GIVEN TASK:
Copy the data exactly as it appears, and do not include any pictures.

━━━

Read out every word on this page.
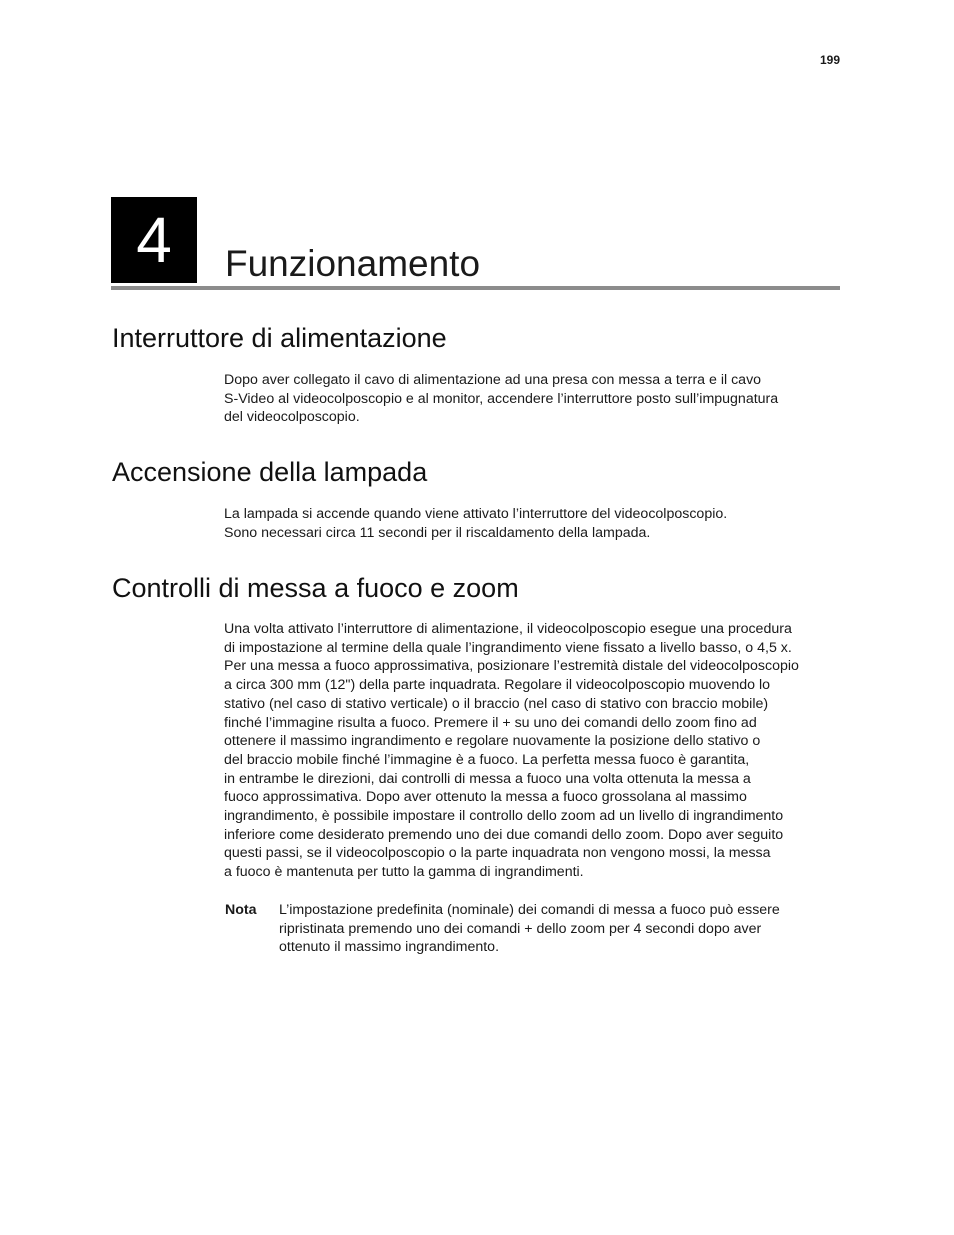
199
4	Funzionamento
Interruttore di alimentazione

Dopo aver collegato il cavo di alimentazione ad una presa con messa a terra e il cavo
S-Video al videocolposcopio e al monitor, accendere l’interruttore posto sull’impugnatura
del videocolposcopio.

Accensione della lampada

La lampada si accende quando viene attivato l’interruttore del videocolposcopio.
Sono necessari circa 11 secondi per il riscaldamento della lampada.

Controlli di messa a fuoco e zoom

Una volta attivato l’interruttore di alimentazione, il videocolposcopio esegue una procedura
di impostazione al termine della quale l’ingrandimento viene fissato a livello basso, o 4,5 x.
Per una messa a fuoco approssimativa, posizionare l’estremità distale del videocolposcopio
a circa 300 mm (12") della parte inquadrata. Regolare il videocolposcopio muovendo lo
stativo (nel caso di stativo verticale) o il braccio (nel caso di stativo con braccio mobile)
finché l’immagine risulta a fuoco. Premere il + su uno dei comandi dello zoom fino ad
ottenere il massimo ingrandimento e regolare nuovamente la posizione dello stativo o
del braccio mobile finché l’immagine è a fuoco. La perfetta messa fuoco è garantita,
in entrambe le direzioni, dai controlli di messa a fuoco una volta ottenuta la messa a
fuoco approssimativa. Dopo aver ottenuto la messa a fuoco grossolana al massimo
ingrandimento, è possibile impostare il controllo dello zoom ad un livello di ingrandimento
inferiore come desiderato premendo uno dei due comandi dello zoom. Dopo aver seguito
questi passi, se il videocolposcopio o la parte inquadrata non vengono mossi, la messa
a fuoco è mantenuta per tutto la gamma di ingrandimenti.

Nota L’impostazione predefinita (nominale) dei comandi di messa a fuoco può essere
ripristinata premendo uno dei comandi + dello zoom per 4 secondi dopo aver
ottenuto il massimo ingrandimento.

━━━

WRITTEN ANSWER:
Read out every word on this page.
199
4	Funzionamento
Interruttore di alimentazione

Dopo aver collegato il cavo di alimentazione ad una presa con messa a terra e il cavo
S-Video al videocolposcopio e al monitor, accendere l’interruttore posto sull’impugnatura
del videocolposcopio.

Accensione della lampada

La lampada si accende quando viene attivato l’interruttore del videocolposcopio.
Sono necessari circa 11 secondi per il riscaldamento della lampada.

Controlli di messa a fuoco e zoom

Una volta attivato l’interruttore di alimentazione, il videocolposcopio esegue una procedura
di impostazione al termine della quale l’ingrandimento viene fissato a livello basso, o 4,5 x.
Per una messa a fuoco approssimativa, posizionare l’estremità distale del videocolposcopio
a circa 300 mm (12") della parte inquadrata. Regolare il videocolposcopio muovendo lo
stativo (nel caso di stativo verticale) o il braccio (nel caso di stativo con braccio mobile)
finché l’immagine risulta a fuoco. Premere il + su uno dei comandi dello zoom fino ad
ottenere il massimo ingrandimento e regolare nuovamente la posizione dello stativo o
del braccio mobile finché l’immagine è a fuoco. La perfetta messa fuoco è garantita,
in entrambe le direzioni, dai controlli di messa a fuoco una volta ottenuta la messa a
fuoco approssimativa. Dopo aver ottenuto la messa a fuoco grossolana al massimo
ingrandimento, è possibile impostare il controllo dello zoom ad un livello di ingrandimento
inferiore come desiderato premendo uno dei due comandi dello zoom. Dopo aver seguito
questi passi, se il videocolposcopio o la parte inquadrata non vengono mossi, la messa
a fuoco è mantenuta per tutto la gamma di ingrandimenti.

Nota L’impostazione predefinita (nominale) dei comandi di messa a fuoco può essere
ripristinata premendo uno dei comandi + dello zoom per 4 secondi dopo aver
ottenuto il massimo ingrandimento.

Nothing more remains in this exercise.